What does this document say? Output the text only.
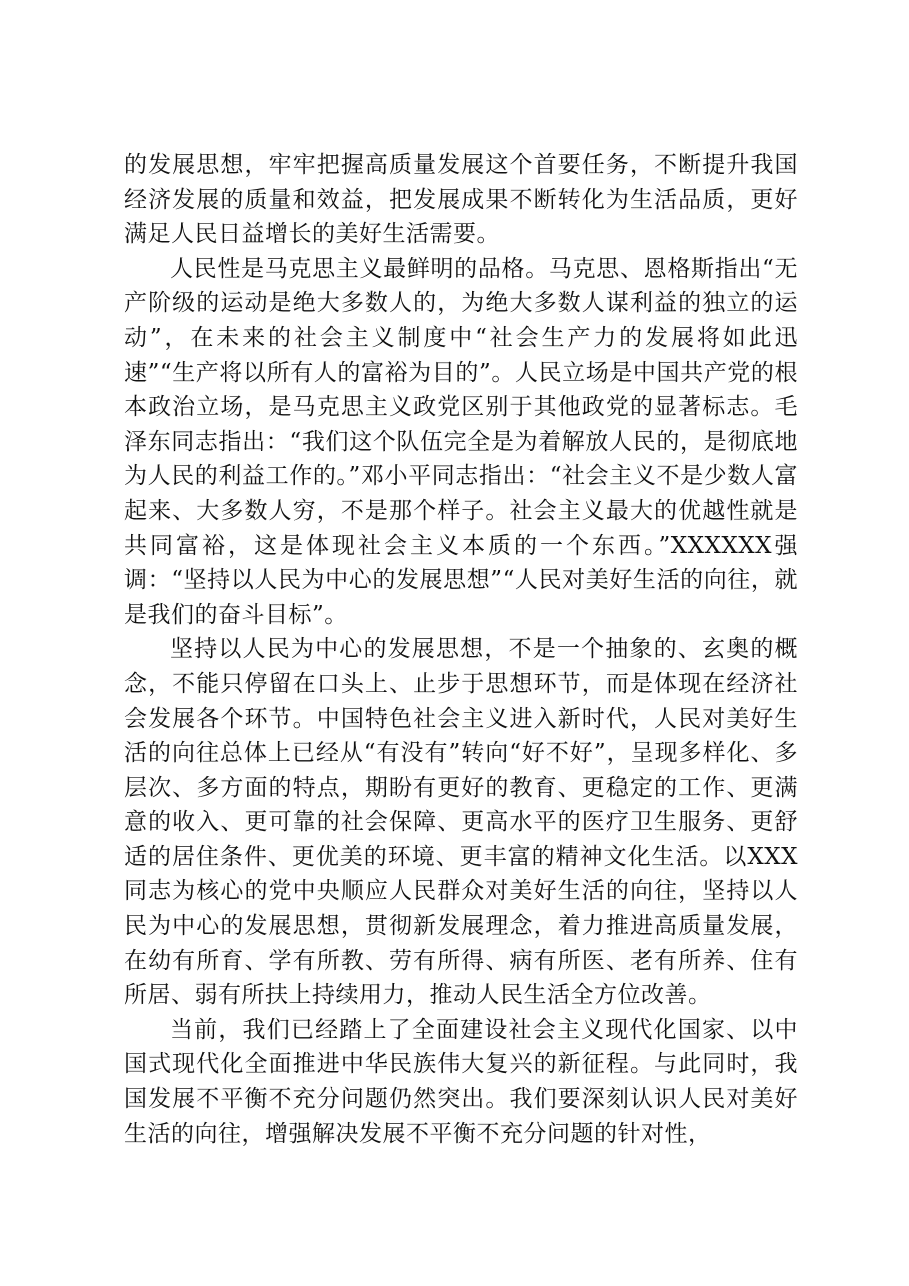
的发展思想，牢牢把握高质量发展这个首要任务，不断提升我国经济发展的质量和效益，把发展成果不断转化为生活品质，更好满足人民日益增长的美好生活需要。

人民性是马克思主义最鲜明的品格。马克思、恩格斯指出“无产阶级的运动是绝大多数人的，为绝大多数人谋利益的独立的运动”，在未来的社会主义制度中“社会生产力的发展将如此迅速”“生产将以所有人的富裕为目的”。人民立场是中国共产党的根本政治立场，是马克思主义政党区别于其他政党的显著标志。毛泽东同志指出：“我们这个队伍完全是为着解放人民的，是彻底地为人民的利益工作的。”邓小平同志指出：“社会主义不是少数人富起来、大多数人穷，不是那个样子。社会主义最大的优越性就是共同富裕，这是体现社会主义本质的一个东西。”XXXXXX强调：“坚持以人民为中心的发展思想”“人民对美好生活的向往，就是我们的奋斗目标”。

坚持以人民为中心的发展思想，不是一个抽象的、玄奥的概念，不能只停留在口头上、止步于思想环节，而是体现在经济社会发展各个环节。中国特色社会主义进入新时代，人民对美好生活的向往总体上已经从“有没有”转向“好不好”，呈现多样化、多层次、多方面的特点，期盼有更好的教育、更稳定的工作、更满意的收入、更可靠的社会保障、更高水平的医疗卫生服务、更舒适的居住条件、更优美的环境、更丰富的精神文化生活。以XXX同志为核心的党中央顺应人民群众对美好生活的向往，坚持以人民为中心的发展思想，贯彻新发展理念，着力推进高质量发展，在幼有所育、学有所教、劳有所得、病有所医、老有所养、住有所居、弱有所扶上持续用力，推动人民生活全方位改善。

当前，我们已经踏上了全面建设社会主义现代化国家、以中国式现代化全面推进中华民族伟大复兴的新征程。与此同时，我国发展不平衡不充分问题仍然突出。我们要深刻认识人民对美好生活的向往，增强解决发展不平衡不充分问题的针对性，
━━━━━━━━━━━━━━━━━━━━━━━━━━━━━━
▸ **The task**: Quote the listing above in full, except for the pictures.

▸ **Exercise solution**:
What does this document say? Output the text only.
的发展思想，牢牢把握高质量发展这个首要任务，不断提升我国经济发展的质量和效益，把发展成果不断转化为生活品质，更好满足人民日益增长的美好生活需要。

人民性是马克思主义最鲜明的品格。马克思、恩格斯指出“无产阶级的运动是绝大多数人的，为绝大多数人谋利益的独立的运动”，在未来的社会主义制度中“社会生产力的发展将如此迅速”“生产将以所有人的富裕为目的”。人民立场是中国共产党的根本政治立场，是马克思主义政党区别于其他政党的显著标志。毛泽东同志指出：“我们这个队伍完全是为着解放人民的，是彻底地为人民的利益工作的。”邓小平同志指出：“社会主义不是少数人富起来、大多数人穷，不是那个样子。社会主义最大的优越性就是共同富裕，这是体现社会主义本质的一个东西。”XXXXXX强调：“坚持以人民为中心的发展思想”“人民对美好生活的向往，就是我们的奋斗目标”。

坚持以人民为中心的发展思想，不是一个抽象的、玄奥的概念，不能只停留在口头上、止步于思想环节，而是体现在经济社会发展各个环节。中国特色社会主义进入新时代，人民对美好生活的向往总体上已经从“有没有”转向“好不好”，呈现多样化、多层次、多方面的特点，期盼有更好的教育、更稳定的工作、更满意的收入、更可靠的社会保障、更高水平的医疗卫生服务、更舒适的居住条件、更优美的环境、更丰富的精神文化生活。以XXX同志为核心的党中央顺应人民群众对美好生活的向往，坚持以人民为中心的发展思想，贯彻新发展理念，着力推进高质量发展，在幼有所育、学有所教、劳有所得、病有所医、老有所养、住有所居、弱有所扶上持续用力，推动人民生活全方位改善。

当前，我们已经踏上了全面建设社会主义现代化国家、以中国式现代化全面推进中华民族伟大复兴的新征程。与此同时，我国发展不平衡不充分问题仍然突出。我们要深刻认识人民对美好生活的向往，增强解决发展不平衡不充分问题的针对性，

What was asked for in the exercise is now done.